▶ **Exercise prompt**
Reproduce each of the lines below character for character, omitting the pictures.
·····
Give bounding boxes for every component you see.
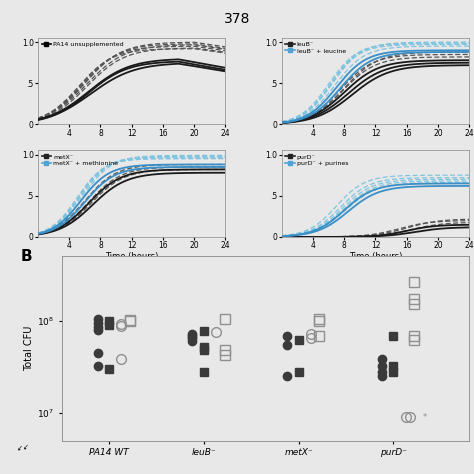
Text: 378: 378 [224, 12, 250, 26]
Y-axis label: Total CFU: Total CFU [24, 326, 34, 371]
Text: *: * [423, 413, 427, 422]
X-axis label: Time (hours): Time (hours) [105, 252, 158, 261]
X-axis label: Time (hours): Time (hours) [349, 252, 402, 261]
Legend: metX⁻, metX⁻ + methionine: metX⁻, metX⁻ + methionine [39, 152, 120, 169]
Text: $\swarrow\!\!\swarrow$: $\swarrow\!\!\swarrow$ [15, 442, 31, 453]
Text: B: B [21, 248, 33, 264]
Legend: PA14 unsupplemented: PA14 unsupplemented [39, 39, 126, 50]
Legend: purD⁻, purD⁻ + purines: purD⁻, purD⁻ + purines [283, 152, 351, 169]
Legend: leuB⁻, leuB⁻ + leucine: leuB⁻, leuB⁻ + leucine [283, 39, 348, 56]
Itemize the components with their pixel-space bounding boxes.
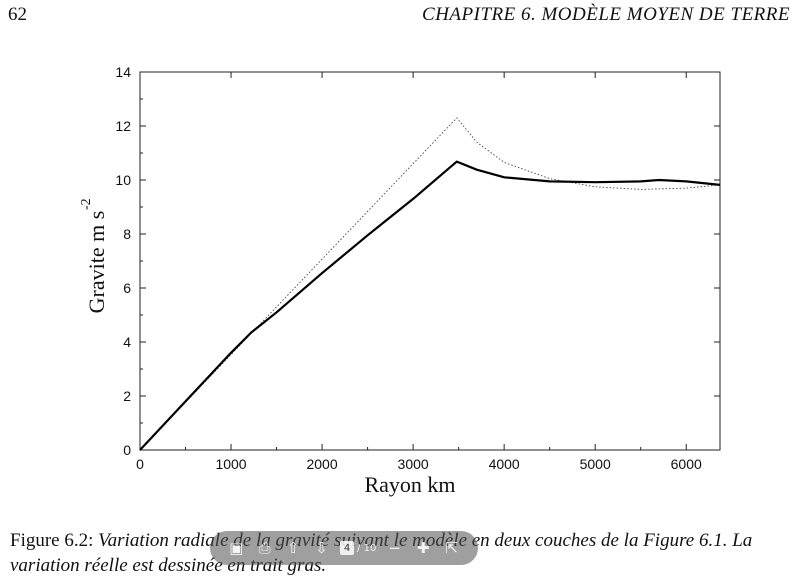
page-down-icon[interactable]: ⇩ (315, 539, 328, 557)
y-tick-label: 4 (123, 334, 131, 350)
y-tick-label: 2 (123, 388, 131, 404)
y-axis-label-superscript: -2 (79, 198, 94, 210)
x-tick-label: 5000 (580, 456, 611, 472)
y-tick-label: 12 (115, 118, 131, 134)
zoom-in-icon[interactable]: ✚ (416, 539, 430, 557)
page-number: 62 (8, 4, 27, 25)
page-indicator: 4 / 10 (340, 541, 376, 555)
page-count: / 10 (357, 542, 377, 554)
x-axis-label: Rayon km (364, 472, 455, 497)
x-tick-label: 3000 (398, 456, 429, 472)
y-tick-label: 14 (115, 64, 131, 80)
zoom-out-icon[interactable]: − (388, 539, 402, 557)
x-tick-label: 2000 (306, 456, 337, 472)
x-tick-label: 1000 (215, 456, 246, 472)
page-up-icon[interactable]: ⇧ (286, 539, 300, 557)
current-page-field[interactable]: 4 (340, 541, 355, 555)
plot-frame (139, 71, 721, 451)
series-line-dotted (139, 117, 721, 451)
print-icon[interactable]: ⎙ (258, 539, 271, 557)
running-header: CHAPITRE 6. MODÈLE MOYEN DE TERRE (422, 4, 790, 25)
gravity-chart: 0 1000 2000 3000 4000 5000 6000 0 2 4 6 8 10 12 14 Rayo… (79, 64, 721, 497)
y-axis-label: Gravite m s (84, 211, 109, 314)
y-tick-label: 0 (123, 442, 131, 458)
caption-label: Figure 6.2: (10, 530, 94, 551)
x-tick-label: 4000 (489, 456, 520, 472)
x-tick-label: 6000 (671, 456, 702, 472)
save-icon[interactable]: ▣ (229, 539, 244, 557)
x-tick-label: 0 (136, 456, 144, 472)
y-tick-label: 8 (123, 226, 131, 242)
y-tick-label: 10 (115, 172, 131, 188)
fit-page-icon[interactable]: ⇱ (445, 539, 458, 557)
y-tick-label: 6 (123, 280, 131, 296)
pdf-viewer-toolbar: ▣ ⎙ ⇧ ⇩ 4 / 10 − ✚ ⇱ (210, 531, 478, 565)
series-line-bold (139, 160, 721, 451)
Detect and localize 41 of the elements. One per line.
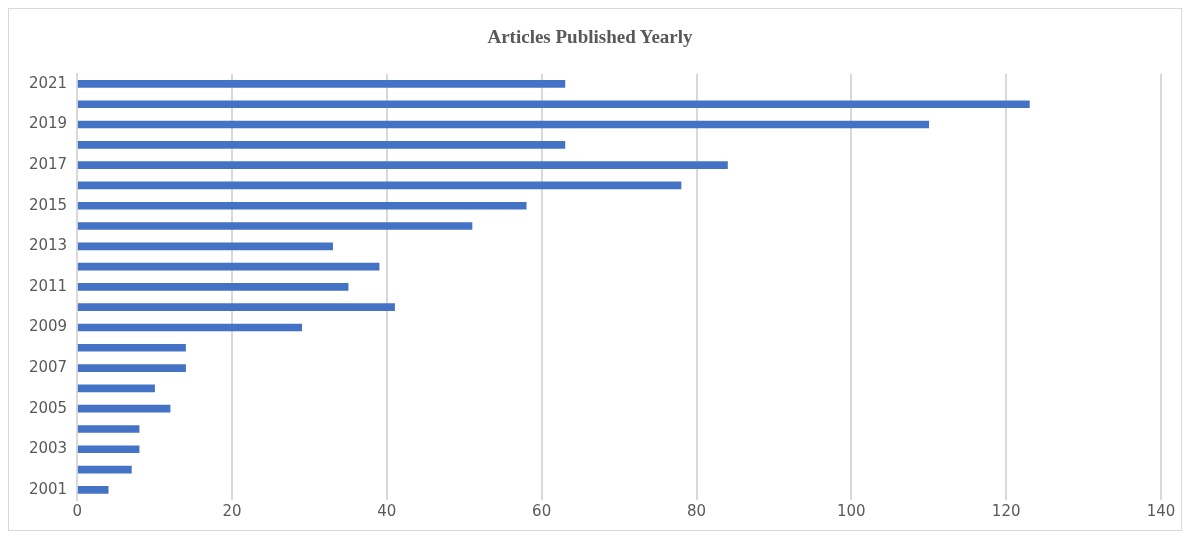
bar [77,404,171,413]
bar [77,384,155,393]
bar [77,465,132,474]
x-tick-label: 60 [532,501,552,520]
x-tick-label: 80 [686,501,707,520]
bar [77,425,140,433]
y-tick-label: 2001 [28,479,68,498]
bar [77,364,186,372]
bar [77,120,930,129]
bar [77,222,473,230]
bar [77,486,109,494]
y-tick-label: 2009 [28,317,68,336]
bar [77,201,527,210]
bar [77,262,380,271]
x-tick-label: 20 [222,501,242,520]
bar [77,242,333,251]
x-tick-label: 140 [1146,501,1176,520]
bar [77,323,303,332]
bar [77,343,186,352]
bar [77,100,1030,109]
bar [77,80,566,88]
y-tick-label: 2021 [28,73,68,92]
bar [77,303,395,312]
bar [77,445,140,454]
y-tick-label: 2003 [28,439,68,458]
bar [77,181,682,190]
y-tick-label: 2015 [28,195,68,214]
y-tick-label: 2017 [28,155,68,174]
y-tick-label: 2019 [28,114,68,133]
y-tick-label: 2013 [28,236,68,255]
y-tick-label: 2007 [28,357,68,376]
y-tick-label: 2005 [28,398,68,417]
chart-title: Articles Published Yearly [487,26,694,48]
bar [77,283,349,291]
x-tick-label: 0 [72,501,82,520]
x-tick-label: 100 [837,501,866,520]
x-tick-label: 120 [991,501,1021,520]
bar [77,161,728,169]
x-tick-label: 40 [377,501,397,520]
bar [77,141,566,149]
y-tick-label: 2011 [28,276,68,295]
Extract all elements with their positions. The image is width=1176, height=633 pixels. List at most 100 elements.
·····
▶ **The output**
Give bounding boxes for every component you see.
Text: 378: 378 [224, 12, 250, 26]
Y-axis label: Total CFU: Total CFU [24, 326, 34, 371]
Text: *: * [423, 413, 427, 422]
X-axis label: Time (hours): Time (hours) [105, 252, 158, 261]
X-axis label: Time (hours): Time (hours) [349, 252, 402, 261]
Legend: metX⁻, metX⁻ + methionine: metX⁻, metX⁻ + methionine [39, 152, 120, 169]
Text: $\swarrow\!\!\swarrow$: $\swarrow\!\!\swarrow$ [15, 442, 31, 453]
Text: B: B [21, 248, 33, 264]
Legend: PA14 unsupplemented: PA14 unsupplemented [39, 39, 126, 50]
Legend: purD⁻, purD⁻ + purines: purD⁻, purD⁻ + purines [283, 152, 351, 169]
Legend: leuB⁻, leuB⁻ + leucine: leuB⁻, leuB⁻ + leucine [283, 39, 348, 56]
Itemize the components with their pixel-space bounding boxes.
page-down-icon[interactable]: ⇩ (315, 539, 328, 557)
y-tick-label: 4 (123, 334, 131, 350)
y-tick-label: 2 (123, 388, 131, 404)
y-axis-label-superscript: -2 (79, 198, 94, 210)
x-tick-label: 5000 (580, 456, 611, 472)
y-tick-label: 12 (115, 118, 131, 134)
zoom-in-icon[interactable]: ✚ (416, 539, 430, 557)
page-number: 62 (8, 4, 27, 25)
page-indicator: 4 / 10 (340, 541, 376, 555)
page-count: / 10 (357, 542, 377, 554)
x-axis-label: Rayon km (364, 472, 455, 497)
x-tick-label: 3000 (398, 456, 429, 472)
y-tick-label: 14 (115, 64, 131, 80)
zoom-out-icon[interactable]: − (388, 539, 402, 557)
x-tick-label: 2000 (306, 456, 337, 472)
x-tick-label: 1000 (215, 456, 246, 472)
page-up-icon[interactable]: ⇧ (286, 539, 300, 557)
current-page-field[interactable]: 4 (340, 541, 355, 555)
plot-frame (139, 71, 721, 451)
series-line-dotted (139, 117, 721, 451)
print-icon[interactable]: ⎙ (258, 539, 271, 557)
running-header: CHAPITRE 6. MODÈLE MOYEN DE TERRE (422, 4, 790, 25)
gravity-chart: 0 1000 2000 3000 4000 5000 6000 0 2 4 6 8 10 12 14 Rayo… (79, 64, 721, 497)
y-axis-label: Gravite m s (84, 211, 109, 314)
y-tick-label: 0 (123, 442, 131, 458)
caption-label: Figure 6.2: (10, 530, 94, 551)
x-tick-label: 4000 (489, 456, 520, 472)
x-tick-label: 6000 (671, 456, 702, 472)
save-icon[interactable]: ▣ (229, 539, 244, 557)
x-tick-label: 0 (136, 456, 144, 472)
y-tick-label: 8 (123, 226, 131, 242)
y-tick-label: 10 (115, 172, 131, 188)
fit-page-icon[interactable]: ⇱ (445, 539, 458, 557)
y-tick-label: 6 (123, 280, 131, 296)
pdf-viewer-toolbar: ▣ ⎙ ⇧ ⇩ 4 / 10 − ✚ ⇱ (210, 531, 478, 565)
series-line-bold (139, 160, 721, 451)
Detect and localize 41 of the elements. One per line.
bar [77,404,171,413]
bar [77,384,155,393]
bar [77,465,132,474]
x-tick-label: 60 [532,501,552,520]
x-tick-label: 80 [686,501,707,520]
bar [77,425,140,433]
y-tick-label: 2001 [28,479,68,498]
bar [77,364,186,372]
bar [77,120,930,129]
bar [77,222,473,230]
bar [77,486,109,494]
y-tick-label: 2009 [28,317,68,336]
bar [77,201,527,210]
bar [77,262,380,271]
x-tick-label: 20 [222,501,242,520]
bar [77,242,333,251]
x-tick-label: 140 [1146,501,1176,520]
bar [77,323,303,332]
bar [77,343,186,352]
bar [77,100,1030,109]
bar [77,80,566,88]
y-tick-label: 2021 [28,73,68,92]
bar [77,303,395,312]
bar [77,445,140,454]
y-tick-label: 2003 [28,439,68,458]
bar [77,181,682,190]
y-tick-label: 2015 [28,195,68,214]
y-tick-label: 2017 [28,155,68,174]
y-tick-label: 2019 [28,114,68,133]
y-tick-label: 2013 [28,236,68,255]
y-tick-label: 2007 [28,357,68,376]
y-tick-label: 2005 [28,398,68,417]
chart-title: Articles Published Yearly [487,26,694,48]
bar [77,283,349,291]
x-tick-label: 0 [72,501,82,520]
x-tick-label: 100 [837,501,866,520]
x-tick-label: 120 [991,501,1021,520]
bar [77,161,728,169]
x-tick-label: 40 [377,501,397,520]
bar [77,141,566,149]
y-tick-label: 2011 [28,276,68,295]
Extract all elements with their positions. The image is width=1176, height=633 pixels. List at most 100 elements.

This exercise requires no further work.